-- start of DATA --

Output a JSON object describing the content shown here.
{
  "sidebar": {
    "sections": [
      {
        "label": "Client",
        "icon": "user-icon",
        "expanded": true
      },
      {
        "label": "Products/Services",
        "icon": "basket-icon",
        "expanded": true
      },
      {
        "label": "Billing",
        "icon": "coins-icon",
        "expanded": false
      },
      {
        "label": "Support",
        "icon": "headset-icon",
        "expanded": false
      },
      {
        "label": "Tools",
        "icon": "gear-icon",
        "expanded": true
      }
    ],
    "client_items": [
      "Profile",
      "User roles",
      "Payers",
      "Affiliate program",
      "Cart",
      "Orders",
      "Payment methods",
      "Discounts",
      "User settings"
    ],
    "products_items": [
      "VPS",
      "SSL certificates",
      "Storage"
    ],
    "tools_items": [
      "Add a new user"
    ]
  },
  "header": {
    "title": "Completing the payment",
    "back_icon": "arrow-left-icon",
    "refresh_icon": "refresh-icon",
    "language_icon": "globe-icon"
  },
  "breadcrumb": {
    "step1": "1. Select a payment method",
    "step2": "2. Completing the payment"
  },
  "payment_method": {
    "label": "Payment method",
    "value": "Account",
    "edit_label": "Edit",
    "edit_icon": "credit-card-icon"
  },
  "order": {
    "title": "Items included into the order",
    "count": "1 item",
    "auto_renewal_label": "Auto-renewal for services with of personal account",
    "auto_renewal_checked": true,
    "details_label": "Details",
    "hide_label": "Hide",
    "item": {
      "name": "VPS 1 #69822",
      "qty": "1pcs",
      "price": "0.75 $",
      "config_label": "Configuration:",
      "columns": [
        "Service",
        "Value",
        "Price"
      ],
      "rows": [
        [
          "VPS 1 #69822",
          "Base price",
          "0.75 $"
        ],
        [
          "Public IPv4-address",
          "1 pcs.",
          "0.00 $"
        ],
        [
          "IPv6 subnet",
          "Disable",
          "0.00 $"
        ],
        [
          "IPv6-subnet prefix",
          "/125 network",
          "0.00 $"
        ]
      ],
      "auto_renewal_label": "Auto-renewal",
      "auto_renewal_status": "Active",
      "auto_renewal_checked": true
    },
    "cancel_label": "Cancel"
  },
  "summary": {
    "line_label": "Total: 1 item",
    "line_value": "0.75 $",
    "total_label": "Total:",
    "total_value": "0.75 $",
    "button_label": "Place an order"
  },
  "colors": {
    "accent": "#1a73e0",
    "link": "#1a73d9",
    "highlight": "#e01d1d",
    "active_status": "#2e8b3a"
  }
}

-- end of DATA --

**PROBLEM DETAILS:** Pull every line containing the word "title" out of the material and copy it.

**EXERCISE SOLUTION:**
    "title": "Completing the payment",
    "title": "Items included into the order",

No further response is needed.